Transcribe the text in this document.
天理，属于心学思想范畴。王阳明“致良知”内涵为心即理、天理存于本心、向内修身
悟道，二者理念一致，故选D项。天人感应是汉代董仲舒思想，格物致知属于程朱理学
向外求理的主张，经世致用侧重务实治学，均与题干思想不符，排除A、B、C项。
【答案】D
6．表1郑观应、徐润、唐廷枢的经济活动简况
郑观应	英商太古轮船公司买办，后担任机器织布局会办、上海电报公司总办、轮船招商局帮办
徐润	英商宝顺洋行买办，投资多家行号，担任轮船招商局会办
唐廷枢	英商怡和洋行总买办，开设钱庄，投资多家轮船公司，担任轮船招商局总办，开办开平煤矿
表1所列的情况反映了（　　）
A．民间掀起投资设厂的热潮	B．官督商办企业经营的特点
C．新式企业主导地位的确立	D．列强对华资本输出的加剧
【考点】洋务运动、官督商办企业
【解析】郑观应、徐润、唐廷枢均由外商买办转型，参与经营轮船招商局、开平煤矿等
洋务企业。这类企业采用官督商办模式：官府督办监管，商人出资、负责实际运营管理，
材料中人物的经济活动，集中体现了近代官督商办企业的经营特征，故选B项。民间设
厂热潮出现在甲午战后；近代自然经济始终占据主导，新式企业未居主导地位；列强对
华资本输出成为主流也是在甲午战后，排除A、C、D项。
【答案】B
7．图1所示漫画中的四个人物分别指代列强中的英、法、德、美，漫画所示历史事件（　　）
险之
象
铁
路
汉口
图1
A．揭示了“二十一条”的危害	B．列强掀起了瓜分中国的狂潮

•••

Extract all lines as given.

Transcribe the text in this document.
天理，属于心学思想范畴。王阳明“致良知”内涵为心即理、天理存于本心、向内修身
悟道，二者理念一致，故选D项。天人感应是汉代董仲舒思想，格物致知属于程朱理学
向外求理的主张，经世致用侧重务实治学，均与题干思想不符，排除A、B、C项。
【答案】D
6．表1郑观应、徐润、唐廷枢的经济活动简况
郑观应	英商太古轮船公司买办，后担任机器织布局会办、上海电报公司总办、轮船招商局帮办
徐润	英商宝顺洋行买办，投资多家行号，担任轮船招商局会办
唐廷枢	英商怡和洋行总买办，开设钱庄，投资多家轮船公司，担任轮船招商局总办，开办开平煤矿
表1所列的情况反映了（　　）
A．民间掀起投资设厂的热潮	B．官督商办企业经营的特点
C．新式企业主导地位的确立	D．列强对华资本输出的加剧
【考点】洋务运动、官督商办企业
【解析】郑观应、徐润、唐廷枢均由外商买办转型，参与经营轮船招商局、开平煤矿等
洋务企业。这类企业采用官督商办模式：官府督办监管，商人出资、负责实际运营管理，
材料中人物的经济活动，集中体现了近代官督商办企业的经营特征，故选B项。民间设
厂热潮出现在甲午战后；近代自然经济始终占据主导，新式企业未居主导地位；列强对
华资本输出成为主流也是在甲午战后，排除A、C、D项。
【答案】B
7．图1所示漫画中的四个人物分别指代列强中的英、法、德、美，漫画所示历史事件（　　）
险之
象
铁
路
汉口
图1
A．揭示了“二十一条”的危害	B．列强掀起了瓜分中国的狂潮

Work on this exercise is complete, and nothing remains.